Husky’s results are affected by the exchange rate between the Canadian and U.S. dollar. The majority of Husky’s expenditures are in Canadian dollars. The majority of the Company’s revenues are received in U.S. dollars or from the sale of oil and gas commodities that receive prices determined by reference to U.S. benchmark prices. An increase in the value of the Canadian dollar relative to the U.S. dollar will decrease the revenues received from the sale of oil and gas commodities. Correspondingly, a decrease in the value of the Canadian dollar relative to the U.S. dollar will increase the revenues received from the sale of oil and gas commodities.
In addition, a change in the value of the Canadian dollar against the U.S. dollar will result in an increase or decrease in Husky’s U.S. dollar denominated debt, as expressed in Canadian dollars, as well as in the related interest expense. At December 31, 2009, 100% or $3.2 billion of Husky’s outstanding debt was denominated in U.S. dollars (100% or $2.0 billion at December 31, 2008). The percentage of the Company’s debt exposed to the Cdn/ U.S. exchange rate decreases to 88% when cross currency swaps are considered (2008 — 78%).
Effective July 1, 2007, Husky’s U.S. $1.5 billion of debt financing related to the Lima acquisition was designated as a hedge of the Company’s net investment in the U.S. refining operations. During 2008, the Company repaid U.S. $750 million of bridge financing and repurchased U.S. $63 million of bonds that were classified as a net investment hedge. As a result, the Company’s net investment hedge is limited to the remaining U.S. $687 million. For 2009, the unrealized foreign exchange gain arising from the translation of the debt was $104 million, net of tax expense of $18 million, which was recorded in Other Comprehensive Income.

=== RAW DATA ===
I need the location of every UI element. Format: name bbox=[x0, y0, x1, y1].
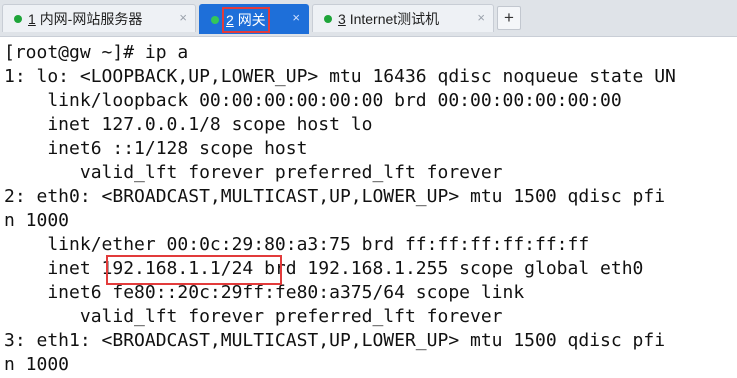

=== GIVEN TASK ===
Answer from the passage on Husky's exchange-rate exposure:
1. What happens to revenues from the sale of oil and gas commodities when the Canadian dollar rises in value relative to the U.S. dollar?
2. What percentage and amount of Husky's outstanding debt was denominated in U.S. dollars at December 31, 2009?
3. How much bridge financing did the Company repay during 2008?

=== SOLUTION BELOW ===
1. They decrease.
2. 100%, or $3.2 billion.
3. U.S. $750 million.